::: RECORDS TO USE :::

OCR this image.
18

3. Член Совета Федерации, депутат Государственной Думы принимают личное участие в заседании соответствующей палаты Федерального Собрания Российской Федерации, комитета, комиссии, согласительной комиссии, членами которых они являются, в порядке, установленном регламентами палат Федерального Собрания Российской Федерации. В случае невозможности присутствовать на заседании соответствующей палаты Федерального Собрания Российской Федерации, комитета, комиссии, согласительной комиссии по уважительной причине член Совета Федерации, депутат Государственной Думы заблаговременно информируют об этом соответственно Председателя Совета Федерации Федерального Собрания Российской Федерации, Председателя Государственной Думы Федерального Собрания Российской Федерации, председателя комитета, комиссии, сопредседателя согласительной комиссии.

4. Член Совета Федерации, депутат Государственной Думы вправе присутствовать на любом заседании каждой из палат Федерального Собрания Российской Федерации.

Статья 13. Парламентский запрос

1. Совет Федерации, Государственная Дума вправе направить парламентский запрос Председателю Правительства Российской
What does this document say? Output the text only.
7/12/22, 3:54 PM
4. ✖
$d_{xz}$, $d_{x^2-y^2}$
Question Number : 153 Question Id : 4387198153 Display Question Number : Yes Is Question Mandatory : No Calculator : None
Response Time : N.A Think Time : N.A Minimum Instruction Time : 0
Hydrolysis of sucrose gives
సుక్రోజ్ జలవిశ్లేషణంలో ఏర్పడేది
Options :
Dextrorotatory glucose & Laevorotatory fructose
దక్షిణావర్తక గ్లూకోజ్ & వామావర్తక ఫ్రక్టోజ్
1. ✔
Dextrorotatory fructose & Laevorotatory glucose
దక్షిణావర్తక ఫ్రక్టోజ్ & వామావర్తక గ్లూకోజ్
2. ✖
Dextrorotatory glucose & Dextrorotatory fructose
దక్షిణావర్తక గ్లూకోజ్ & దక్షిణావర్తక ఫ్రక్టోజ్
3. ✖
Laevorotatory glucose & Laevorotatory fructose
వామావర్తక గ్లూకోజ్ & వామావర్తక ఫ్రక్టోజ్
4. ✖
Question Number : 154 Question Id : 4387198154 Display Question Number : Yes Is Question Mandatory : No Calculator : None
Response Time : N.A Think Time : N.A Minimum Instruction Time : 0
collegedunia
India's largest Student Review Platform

:::

- WHAT IS BEING ASKED
Retype all of the material, keeping each line exact.

- RESULT BELOW
OCR this image.
18

3. Член Совета Федерации, депутат Государственной Думы принимают личное участие в заседании соответствующей палаты Федерального Собрания Российской Федерации, комитета, комиссии, согласительной комиссии, членами которых они являются, в порядке, установленном регламентами палат Федерального Собрания Российской Федерации. В случае невозможности присутствовать на заседании соответствующей палаты Федерального Собрания Российской Федерации, комитета, комиссии, согласительной комиссии по уважительной причине член Совета Федерации, депутат Государственной Думы заблаговременно информируют об этом соответственно Председателя Совета Федерации Федерального Собрания Российской Федерации, Председателя Государственной Думы Федерального Собрания Российской Федерации, председателя комитета, комиссии, сопредседателя согласительной комиссии.

4. Член Совета Федерации, депутат Государственной Думы вправе присутствовать на любом заседании каждой из палат Федерального Собрания Российской Федерации.

Статья 13. Парламентский запрос

1. Совет Федерации, Государственная Дума вправе направить парламентский запрос Председателю Правительства Российской
What does this document say? Output the text only.
7/12/22, 3:54 PM
4. ✖
$d_{xz}$, $d_{x^2-y^2}$
Question Number : 153 Question Id : 4387198153 Display Question Number : Yes Is Question Mandatory : No Calculator : None
Response Time : N.A Think Time : N.A Minimum Instruction Time : 0
Hydrolysis of sucrose gives
సుక్రోజ్ జలవిశ్లేషణంలో ఏర్పడేది
Options :
Dextrorotatory glucose & Laevorotatory fructose
దక్షిణావర్తక గ్లూకోజ్ & వామావర్తక ఫ్రక్టోజ్
1. ✔
Dextrorotatory fructose & Laevorotatory glucose
దక్షిణావర్తక ఫ్రక్టోజ్ & వామావర్తక గ్లూకోజ్
2. ✖
Dextrorotatory glucose & Dextrorotatory fructose
దక్షిణావర్తక గ్లూకోజ్ & దక్షిణావర్తక ఫ్రక్టోజ్
3. ✖
Laevorotatory glucose & Laevorotatory fructose
వామావర్తక గ్లూకోజ్ & వామావర్తక ఫ్రక్టోజ్
4. ✖
Question Number : 154 Question Id : 4387198154 Display Question Number : Yes Is Question Mandatory : No Calculator : None
Response Time : N.A Think Time : N.A Minimum Instruction Time : 0
collegedunia
India's largest Student Review Platform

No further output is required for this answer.